The records below are to be quoted in full; please keep every word exact.

▸ The input
+--

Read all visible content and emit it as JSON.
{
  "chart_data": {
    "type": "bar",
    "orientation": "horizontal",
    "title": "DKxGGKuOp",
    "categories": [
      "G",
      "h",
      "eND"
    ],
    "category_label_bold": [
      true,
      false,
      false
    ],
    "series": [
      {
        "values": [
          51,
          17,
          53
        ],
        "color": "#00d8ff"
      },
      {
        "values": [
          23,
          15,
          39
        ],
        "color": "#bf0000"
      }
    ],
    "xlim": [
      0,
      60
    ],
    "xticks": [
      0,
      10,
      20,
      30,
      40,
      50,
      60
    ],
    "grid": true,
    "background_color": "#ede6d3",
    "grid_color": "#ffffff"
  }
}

+--

▸ Response
Read all visible content and emit it as JSON.
{
  "chart_data": {
    "type": "bar",
    "orientation": "horizontal",
    "title": "DKxGGKuOp",
    "categories": [
      "G",
      "h",
      "eND"
    ],
    "category_label_bold": [
      true,
      false,
      false
    ],
    "series": [
      {
        "values": [
          51,
          17,
          53
        ],
        "color": "#00d8ff"
      },
      {
        "values": [
          23,
          15,
          39
        ],
        "color": "#bf0000"
      }
    ],
    "xlim": [
      0,
      60
    ],
    "xticks": [
      0,
      10,
      20,
      30,
      40,
      50,
      60
    ],
    "grid": true,
    "background_color": "#ede6d3",
    "grid_color": "#ffffff"
  }
}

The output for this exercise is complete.